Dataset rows
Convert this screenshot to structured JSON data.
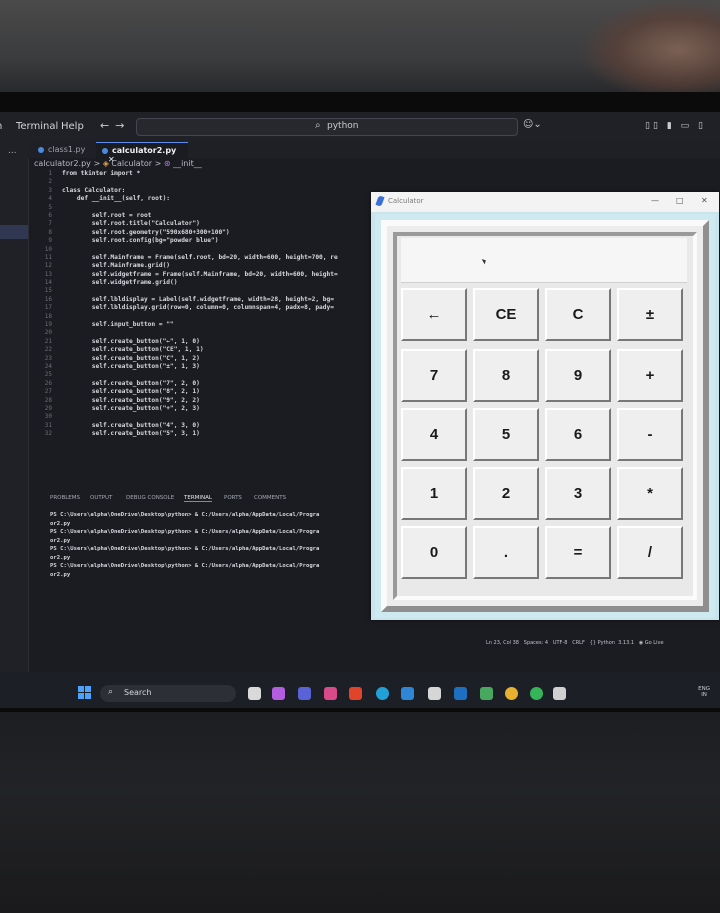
{
  "menu": {
    "terminal": "Terminal",
    "help": "Help",
    "back": "←",
    "forward": "→"
  },
  "command_center": {
    "text": "python"
  },
  "sidebar": {
    "more": "..."
  },
  "tabs": [
    {
      "label": "class1.py"
    },
    {
      "label": "calculator2.py",
      "close": "✕"
    }
  ],
  "breadcrumb": {
    "file": "calculator2.py",
    "sep1": ">",
    "class": "Calculator",
    "sep2": ">",
    "method": "__init__"
  },
  "editor": {
    "line_numbers": [
      "1",
      "2",
      "3",
      "4",
      "5",
      "6",
      "7",
      "8",
      "9",
      "10",
      "11",
      "12",
      "13",
      "14",
      "15",
      "16",
      "17",
      "18",
      "19",
      "20",
      "21",
      "22",
      "23",
      "24",
      "25",
      "26",
      "27",
      "28",
      "29",
      "30",
      "31",
      "32"
    ],
    "lines": [
      "from tkinter import *",
      "",
      "class Calculator:",
      "    def __init__(self, root):",
      "",
      "        self.root = root",
      "        self.root.title(\"Calculator\")",
      "        self.root.geometry(\"590x680+300+100\")",
      "        self.root.config(bg=\"powder blue\")",
      "",
      "        self.Mainframe = Frame(self.root, bd=20, width=600, height=700, re",
      "        self.Mainframe.grid()",
      "        self.widgetframe = Frame(self.Mainframe, bd=20, width=600, height=",
      "        self.widgetframe.grid()",
      "",
      "        self.lbldisplay = Label(self.widgetframe, width=28, height=2, bg=",
      "        self.lbldisplay.grid(row=0, column=0, columnspan=4, padx=8, pady=",
      "",
      "        self.input_button = \"\"",
      "",
      "        self.create_button(\"←\", 1, 0)",
      "        self.create_button(\"CE\", 1, 1)",
      "        self.create_button(\"C\", 1, 2)",
      "        self.create_button(\"±\", 1, 3)",
      "",
      "        self.create_button(\"7\", 2, 0)",
      "        self.create_button(\"8\", 2, 1)",
      "        self.create_button(\"9\", 2, 2)",
      "        self.create_button(\"+\", 2, 3)",
      "",
      "        self.create_button(\"4\", 3, 0)",
      "        self.create_button(\"5\", 3, 1)"
    ]
  },
  "panel": {
    "tabs": [
      "PROBLEMS",
      "OUTPUT",
      "DEBUG CONSOLE",
      "TERMINAL",
      "PORTS",
      "COMMENTS"
    ],
    "active_tab": "TERMINAL"
  },
  "terminal": {
    "lines": [
      "PS C:\\Users\\alpha\\OneDrive\\Desktop\\python> & C:/Users/alpha/AppData/Local/Progra",
      "or2.py",
      "PS C:\\Users\\alpha\\OneDrive\\Desktop\\python> & C:/Users/alpha/AppData/Local/Progra",
      "or2.py",
      "PS C:\\Users\\alpha\\OneDrive\\Desktop\\python> & C:/Users/alpha/AppData/Local/Progra",
      "or2.py",
      "PS C:\\Users\\alpha\\OneDrive\\Desktop\\python> & C:/Users/alpha/AppData/Local/Progra",
      "or2.py"
    ]
  },
  "status_bar": {
    "position": "Ln 23, Col 38",
    "spaces": "Spaces: 4",
    "encoding": "UTF-8",
    "eol": "CRLF",
    "language": "Python",
    "version": "3.13.1",
    "golive": "Go Live"
  },
  "taskbar": {
    "search_placeholder": "Search",
    "tray_lang_1": "ENG",
    "tray_lang_2": "IN"
  },
  "calculator": {
    "title": "Calculator",
    "display_value": "",
    "buttons": [
      [
        "←",
        "CE",
        "C",
        "±"
      ],
      [
        "7",
        "8",
        "9",
        "+"
      ],
      [
        "4",
        "5",
        "6",
        "-"
      ],
      [
        "1",
        "2",
        "3",
        "*"
      ],
      [
        "0",
        ".",
        "=",
        "/"
      ]
    ]
  },
  "colors": {
    "accent": "#5b8ef0",
    "calculator_bg": "#b0e0e6",
    "editor_bg": "#1b1c22"
  }
}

> **TASK TO COMPLETE**
Leaving all pictures aside, quote each record exactly.

> **EXERCISE RESPONSE**
Convert this screenshot to structured JSON data.
{
  "menu": {
    "terminal": "Terminal",
    "help": "Help",
    "back": "←",
    "forward": "→"
  },
  "command_center": {
    "text": "python"
  },
  "sidebar": {
    "more": "..."
  },
  "tabs": [
    {
      "label": "class1.py"
    },
    {
      "label": "calculator2.py",
      "close": "✕"
    }
  ],
  "breadcrumb": {
    "file": "calculator2.py",
    "sep1": ">",
    "class": "Calculator",
    "sep2": ">",
    "method": "__init__"
  },
  "editor": {
    "line_numbers": [
      "1",
      "2",
      "3",
      "4",
      "5",
      "6",
      "7",
      "8",
      "9",
      "10",
      "11",
      "12",
      "13",
      "14",
      "15",
      "16",
      "17",
      "18",
      "19",
      "20",
      "21",
      "22",
      "23",
      "24",
      "25",
      "26",
      "27",
      "28",
      "29",
      "30",
      "31",
      "32"
    ],
    "lines": [
      "from tkinter import *",
      "",
      "class Calculator:",
      "    def __init__(self, root):",
      "",
      "        self.root = root",
      "        self.root.title(\"Calculator\")",
      "        self.root.geometry(\"590x680+300+100\")",
      "        self.root.config(bg=\"powder blue\")",
      "",
      "        self.Mainframe = Frame(self.root, bd=20, width=600, height=700, re",
      "        self.Mainframe.grid()",
      "        self.widgetframe = Frame(self.Mainframe, bd=20, width=600, height=",
      "        self.widgetframe.grid()",
      "",
      "        self.lbldisplay = Label(self.widgetframe, width=28, height=2, bg=",
      "        self.lbldisplay.grid(row=0, column=0, columnspan=4, padx=8, pady=",
      "",
      "        self.input_button = \"\"",
      "",
      "        self.create_button(\"←\", 1, 0)",
      "        self.create_button(\"CE\", 1, 1)",
      "        self.create_button(\"C\", 1, 2)",
      "        self.create_button(\"±\", 1, 3)",
      "",
      "        self.create_button(\"7\", 2, 0)",
      "        self.create_button(\"8\", 2, 1)",
      "        self.create_button(\"9\", 2, 2)",
      "        self.create_button(\"+\", 2, 3)",
      "",
      "        self.create_button(\"4\", 3, 0)",
      "        self.create_button(\"5\", 3, 1)"
    ]
  },
  "panel": {
    "tabs": [
      "PROBLEMS",
      "OUTPUT",
      "DEBUG CONSOLE",
      "TERMINAL",
      "PORTS",
      "COMMENTS"
    ],
    "active_tab": "TERMINAL"
  },
  "terminal": {
    "lines": [
      "PS C:\\Users\\alpha\\OneDrive\\Desktop\\python> & C:/Users/alpha/AppData/Local/Progra",
      "or2.py",
      "PS C:\\Users\\alpha\\OneDrive\\Desktop\\python> & C:/Users/alpha/AppData/Local/Progra",
      "or2.py",
      "PS C:\\Users\\alpha\\OneDrive\\Desktop\\python> & C:/Users/alpha/AppData/Local/Progra",
      "or2.py",
      "PS C:\\Users\\alpha\\OneDrive\\Desktop\\python> & C:/Users/alpha/AppData/Local/Progra",
      "or2.py"
    ]
  },
  "status_bar": {
    "position": "Ln 23, Col 38",
    "spaces": "Spaces: 4",
    "encoding": "UTF-8",
    "eol": "CRLF",
    "language": "Python",
    "version": "3.13.1",
    "golive": "Go Live"
  },
  "taskbar": {
    "search_placeholder": "Search",
    "tray_lang_1": "ENG",
    "tray_lang_2": "IN"
  },
  "calculator": {
    "title": "Calculator",
    "display_value": "",
    "buttons": [
      [
        "←",
        "CE",
        "C",
        "±"
      ],
      [
        "7",
        "8",
        "9",
        "+"
      ],
      [
        "4",
        "5",
        "6",
        "-"
      ],
      [
        "1",
        "2",
        "3",
        "*"
      ],
      [
        "0",
        ".",
        "=",
        "/"
      ]
    ]
  },
  "colors": {
    "accent": "#5b8ef0",
    "calculator_bg": "#b0e0e6",
    "editor_bg": "#1b1c22"
  }
}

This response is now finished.